_Exercise goal_
Give back all the data exactly, line by line.

─── Dataset rows ───

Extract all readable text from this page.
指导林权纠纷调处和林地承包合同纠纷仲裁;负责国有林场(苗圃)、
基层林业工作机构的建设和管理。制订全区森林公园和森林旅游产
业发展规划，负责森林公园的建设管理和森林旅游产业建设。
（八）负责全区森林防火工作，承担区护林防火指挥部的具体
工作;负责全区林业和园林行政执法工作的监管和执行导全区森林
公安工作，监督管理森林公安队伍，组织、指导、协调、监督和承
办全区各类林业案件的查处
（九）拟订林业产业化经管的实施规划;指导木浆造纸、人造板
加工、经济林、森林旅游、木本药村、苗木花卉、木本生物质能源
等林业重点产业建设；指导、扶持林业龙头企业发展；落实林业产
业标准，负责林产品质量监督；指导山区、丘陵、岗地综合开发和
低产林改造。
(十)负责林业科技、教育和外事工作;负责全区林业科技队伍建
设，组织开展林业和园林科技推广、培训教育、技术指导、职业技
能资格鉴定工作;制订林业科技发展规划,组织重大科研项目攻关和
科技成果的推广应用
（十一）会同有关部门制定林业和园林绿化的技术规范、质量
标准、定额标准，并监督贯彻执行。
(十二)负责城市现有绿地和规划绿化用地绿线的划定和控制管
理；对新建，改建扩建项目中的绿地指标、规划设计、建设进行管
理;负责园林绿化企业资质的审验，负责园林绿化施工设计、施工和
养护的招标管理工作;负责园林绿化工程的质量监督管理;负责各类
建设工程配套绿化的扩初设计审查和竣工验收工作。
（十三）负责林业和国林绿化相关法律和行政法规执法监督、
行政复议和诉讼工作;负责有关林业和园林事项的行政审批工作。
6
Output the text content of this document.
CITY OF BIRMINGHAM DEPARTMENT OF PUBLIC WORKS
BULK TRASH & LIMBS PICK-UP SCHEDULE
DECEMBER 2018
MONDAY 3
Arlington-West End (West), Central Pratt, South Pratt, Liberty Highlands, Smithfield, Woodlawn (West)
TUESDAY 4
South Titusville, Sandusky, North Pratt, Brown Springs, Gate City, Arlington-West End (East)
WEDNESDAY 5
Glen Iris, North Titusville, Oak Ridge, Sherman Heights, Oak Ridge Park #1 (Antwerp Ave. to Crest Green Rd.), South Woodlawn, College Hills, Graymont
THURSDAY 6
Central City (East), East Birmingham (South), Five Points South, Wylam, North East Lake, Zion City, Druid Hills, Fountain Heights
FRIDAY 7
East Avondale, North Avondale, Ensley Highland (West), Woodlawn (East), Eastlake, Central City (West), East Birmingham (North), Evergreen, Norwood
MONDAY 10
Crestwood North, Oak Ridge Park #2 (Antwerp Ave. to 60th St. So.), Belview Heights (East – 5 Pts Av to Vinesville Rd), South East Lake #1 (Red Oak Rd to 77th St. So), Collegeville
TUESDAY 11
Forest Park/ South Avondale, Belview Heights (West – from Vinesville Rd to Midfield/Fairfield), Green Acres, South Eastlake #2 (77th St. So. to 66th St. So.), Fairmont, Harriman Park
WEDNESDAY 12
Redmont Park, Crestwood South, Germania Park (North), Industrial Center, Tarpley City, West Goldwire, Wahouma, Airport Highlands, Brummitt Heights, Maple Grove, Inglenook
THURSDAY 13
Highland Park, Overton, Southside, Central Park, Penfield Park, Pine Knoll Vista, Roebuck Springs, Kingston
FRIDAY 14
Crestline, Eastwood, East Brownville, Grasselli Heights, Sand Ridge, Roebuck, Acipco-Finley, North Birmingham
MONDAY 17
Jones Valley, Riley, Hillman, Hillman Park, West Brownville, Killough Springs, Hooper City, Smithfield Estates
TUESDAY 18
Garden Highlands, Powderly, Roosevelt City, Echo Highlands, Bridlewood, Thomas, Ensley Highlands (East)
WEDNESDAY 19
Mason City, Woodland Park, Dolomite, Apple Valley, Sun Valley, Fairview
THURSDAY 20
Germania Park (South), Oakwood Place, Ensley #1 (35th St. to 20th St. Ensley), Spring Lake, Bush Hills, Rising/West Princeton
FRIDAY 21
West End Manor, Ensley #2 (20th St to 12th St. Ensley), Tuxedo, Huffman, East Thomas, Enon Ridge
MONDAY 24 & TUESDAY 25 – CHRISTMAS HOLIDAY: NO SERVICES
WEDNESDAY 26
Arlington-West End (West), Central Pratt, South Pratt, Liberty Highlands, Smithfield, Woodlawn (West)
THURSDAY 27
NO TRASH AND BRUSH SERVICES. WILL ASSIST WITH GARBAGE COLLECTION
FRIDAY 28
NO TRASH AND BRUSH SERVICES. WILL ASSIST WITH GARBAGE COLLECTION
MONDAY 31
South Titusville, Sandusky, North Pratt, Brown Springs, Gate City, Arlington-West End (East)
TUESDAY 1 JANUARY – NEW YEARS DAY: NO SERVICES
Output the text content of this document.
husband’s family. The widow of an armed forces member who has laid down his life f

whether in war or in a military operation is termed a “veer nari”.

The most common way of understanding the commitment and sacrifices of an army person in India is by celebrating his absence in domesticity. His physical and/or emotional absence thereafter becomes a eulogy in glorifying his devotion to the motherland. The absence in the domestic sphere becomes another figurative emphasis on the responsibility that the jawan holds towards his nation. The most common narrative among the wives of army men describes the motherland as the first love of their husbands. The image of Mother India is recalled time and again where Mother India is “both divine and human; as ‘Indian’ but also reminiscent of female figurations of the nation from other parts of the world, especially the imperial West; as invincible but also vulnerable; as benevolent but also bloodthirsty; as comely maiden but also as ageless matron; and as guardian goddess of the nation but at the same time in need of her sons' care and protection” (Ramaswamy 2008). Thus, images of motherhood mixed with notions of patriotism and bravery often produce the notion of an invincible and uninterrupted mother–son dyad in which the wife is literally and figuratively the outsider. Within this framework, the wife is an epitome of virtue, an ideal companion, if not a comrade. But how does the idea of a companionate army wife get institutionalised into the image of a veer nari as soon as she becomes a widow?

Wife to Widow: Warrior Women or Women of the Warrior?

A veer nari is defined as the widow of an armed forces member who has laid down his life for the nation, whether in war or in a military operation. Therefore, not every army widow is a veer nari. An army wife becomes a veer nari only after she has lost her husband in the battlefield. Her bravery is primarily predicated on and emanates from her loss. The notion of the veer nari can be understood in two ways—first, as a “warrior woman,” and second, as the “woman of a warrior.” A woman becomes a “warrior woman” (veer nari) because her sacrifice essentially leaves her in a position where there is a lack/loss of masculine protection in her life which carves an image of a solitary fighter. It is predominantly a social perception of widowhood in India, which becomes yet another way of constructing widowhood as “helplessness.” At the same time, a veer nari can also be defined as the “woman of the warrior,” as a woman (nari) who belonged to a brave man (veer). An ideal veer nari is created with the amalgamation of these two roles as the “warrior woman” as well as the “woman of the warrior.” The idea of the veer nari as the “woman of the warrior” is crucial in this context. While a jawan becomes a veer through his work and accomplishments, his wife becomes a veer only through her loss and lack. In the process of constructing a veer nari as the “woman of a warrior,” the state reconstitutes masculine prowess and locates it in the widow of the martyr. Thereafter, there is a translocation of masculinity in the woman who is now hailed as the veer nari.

───

_Solved problem_
Extract all readable text from this page.
指导林权纠纷调处和林地承包合同纠纷仲裁;负责国有林场(苗圃)、
基层林业工作机构的建设和管理。制订全区森林公园和森林旅游产
业发展规划，负责森林公园的建设管理和森林旅游产业建设。
（八）负责全区森林防火工作，承担区护林防火指挥部的具体
工作;负责全区林业和园林行政执法工作的监管和执行导全区森林
公安工作，监督管理森林公安队伍，组织、指导、协调、监督和承
办全区各类林业案件的查处
（九）拟订林业产业化经管的实施规划;指导木浆造纸、人造板
加工、经济林、森林旅游、木本药村、苗木花卉、木本生物质能源
等林业重点产业建设；指导、扶持林业龙头企业发展；落实林业产
业标准，负责林产品质量监督；指导山区、丘陵、岗地综合开发和
低产林改造。
(十)负责林业科技、教育和外事工作;负责全区林业科技队伍建
设，组织开展林业和园林科技推广、培训教育、技术指导、职业技
能资格鉴定工作;制订林业科技发展规划,组织重大科研项目攻关和
科技成果的推广应用
（十一）会同有关部门制定林业和园林绿化的技术规范、质量
标准、定额标准，并监督贯彻执行。
(十二)负责城市现有绿地和规划绿化用地绿线的划定和控制管
理；对新建，改建扩建项目中的绿地指标、规划设计、建设进行管
理;负责园林绿化企业资质的审验，负责园林绿化施工设计、施工和
养护的招标管理工作;负责园林绿化工程的质量监督管理;负责各类
建设工程配套绿化的扩初设计审查和竣工验收工作。
（十三）负责林业和国林绿化相关法律和行政法规执法监督、
行政复议和诉讼工作;负责有关林业和园林事项的行政审批工作。
6
Output the text content of this document.
CITY OF BIRMINGHAM DEPARTMENT OF PUBLIC WORKS
BULK TRASH & LIMBS PICK-UP SCHEDULE
DECEMBER 2018
MONDAY 3
Arlington-West End (West), Central Pratt, South Pratt, Liberty Highlands, Smithfield, Woodlawn (West)
TUESDAY 4
South Titusville, Sandusky, North Pratt, Brown Springs, Gate City, Arlington-West End (East)
WEDNESDAY 5
Glen Iris, North Titusville, Oak Ridge, Sherman Heights, Oak Ridge Park #1 (Antwerp Ave. to Crest Green Rd.), South Woodlawn, College Hills, Graymont
THURSDAY 6
Central City (East), East Birmingham (South), Five Points South, Wylam, North East Lake, Zion City, Druid Hills, Fountain Heights
FRIDAY 7
East Avondale, North Avondale, Ensley Highland (West), Woodlawn (East), Eastlake, Central City (West), East Birmingham (North), Evergreen, Norwood
MONDAY 10
Crestwood North, Oak Ridge Park #2 (Antwerp Ave. to 60th St. So.), Belview Heights (East – 5 Pts Av to Vinesville Rd), South East Lake #1 (Red Oak Rd to 77th St. So), Collegeville
TUESDAY 11
Forest Park/ South Avondale, Belview Heights (West – from Vinesville Rd to Midfield/Fairfield), Green Acres, South Eastlake #2 (77th St. So. to 66th St. So.), Fairmont, Harriman Park
WEDNESDAY 12
Redmont Park, Crestwood South, Germania Park (North), Industrial Center, Tarpley City, West Goldwire, Wahouma, Airport Highlands, Brummitt Heights, Maple Grove, Inglenook
THURSDAY 13
Highland Park, Overton, Southside, Central Park, Penfield Park, Pine Knoll Vista, Roebuck Springs, Kingston
FRIDAY 14
Crestline, Eastwood, East Brownville, Grasselli Heights, Sand Ridge, Roebuck, Acipco-Finley, North Birmingham
MONDAY 17
Jones Valley, Riley, Hillman, Hillman Park, West Brownville, Killough Springs, Hooper City, Smithfield Estates
TUESDAY 18
Garden Highlands, Powderly, Roosevelt City, Echo Highlands, Bridlewood, Thomas, Ensley Highlands (East)
WEDNESDAY 19
Mason City, Woodland Park, Dolomite, Apple Valley, Sun Valley, Fairview
THURSDAY 20
Germania Park (South), Oakwood Place, Ensley #1 (35th St. to 20th St. Ensley), Spring Lake, Bush Hills, Rising/West Princeton
FRIDAY 21
West End Manor, Ensley #2 (20th St to 12th St. Ensley), Tuxedo, Huffman, East Thomas, Enon Ridge
MONDAY 24 & TUESDAY 25 – CHRISTMAS HOLIDAY: NO SERVICES
WEDNESDAY 26
Arlington-West End (West), Central Pratt, South Pratt, Liberty Highlands, Smithfield, Woodlawn (West)
THURSDAY 27
NO TRASH AND BRUSH SERVICES. WILL ASSIST WITH GARBAGE COLLECTION
FRIDAY 28
NO TRASH AND BRUSH SERVICES. WILL ASSIST WITH GARBAGE COLLECTION
MONDAY 31
South Titusville, Sandusky, North Pratt, Brown Springs, Gate City, Arlington-West End (East)
TUESDAY 1 JANUARY – NEW YEARS DAY: NO SERVICES
Output the text content of this document.
husband’s family. The widow of an armed forces member who has laid down his life f

whether in war or in a military operation is termed a “veer nari”.

The most common way of understanding the commitment and sacrifices of an army person in India is by celebrating his absence in domesticity. His physical and/or emotional absence thereafter becomes a eulogy in glorifying his devotion to the motherland. The absence in the domestic sphere becomes another figurative emphasis on the responsibility that the jawan holds towards his nation. The most common narrative among the wives of army men describes the motherland as the first love of their husbands. The image of Mother India is recalled time and again where Mother India is “both divine and human; as ‘Indian’ but also reminiscent of female figurations of the nation from other parts of the world, especially the imperial West; as invincible but also vulnerable; as benevolent but also bloodthirsty; as comely maiden but also as ageless matron; and as guardian goddess of the nation but at the same time in need of her sons' care and protection” (Ramaswamy 2008). Thus, images of motherhood mixed with notions of patriotism and bravery often produce the notion of an invincible and uninterrupted mother–son dyad in which the wife is literally and figuratively the outsider. Within this framework, the wife is an epitome of virtue, an ideal companion, if not a comrade. But how does the idea of a companionate army wife get institutionalised into the image of a veer nari as soon as she becomes a widow?

Wife to Widow: Warrior Women or Women of the Warrior?

A veer nari is defined as the widow of an armed forces member who has laid down his life for the nation, whether in war or in a military operation. Therefore, not every army widow is a veer nari. An army wife becomes a veer nari only after she has lost her husband in the battlefield. Her bravery is primarily predicated on and emanates from her loss. The notion of the veer nari can be understood in two ways—first, as a “warrior woman,” and second, as the “woman of a warrior.” A woman becomes a “warrior woman” (veer nari) because her sacrifice essentially leaves her in a position where there is a lack/loss of masculine protection in her life which carves an image of a solitary fighter. It is predominantly a social perception of widowhood in India, which becomes yet another way of constructing widowhood as “helplessness.” At the same time, a veer nari can also be defined as the “woman of the warrior,” as a woman (nari) who belonged to a brave man (veer). An ideal veer nari is created with the amalgamation of these two roles as the “warrior woman” as well as the “woman of the warrior.” The idea of the veer nari as the “woman of the warrior” is crucial in this context. While a jawan becomes a veer through his work and accomplishments, his wife becomes a veer only through her loss and lack. In the process of constructing a veer nari as the “woman of a warrior,” the state reconstitutes masculine prowess and locates it in the widow of the martyr. Thereafter, there is a translocation of masculinity in the woman who is now hailed as the veer nari.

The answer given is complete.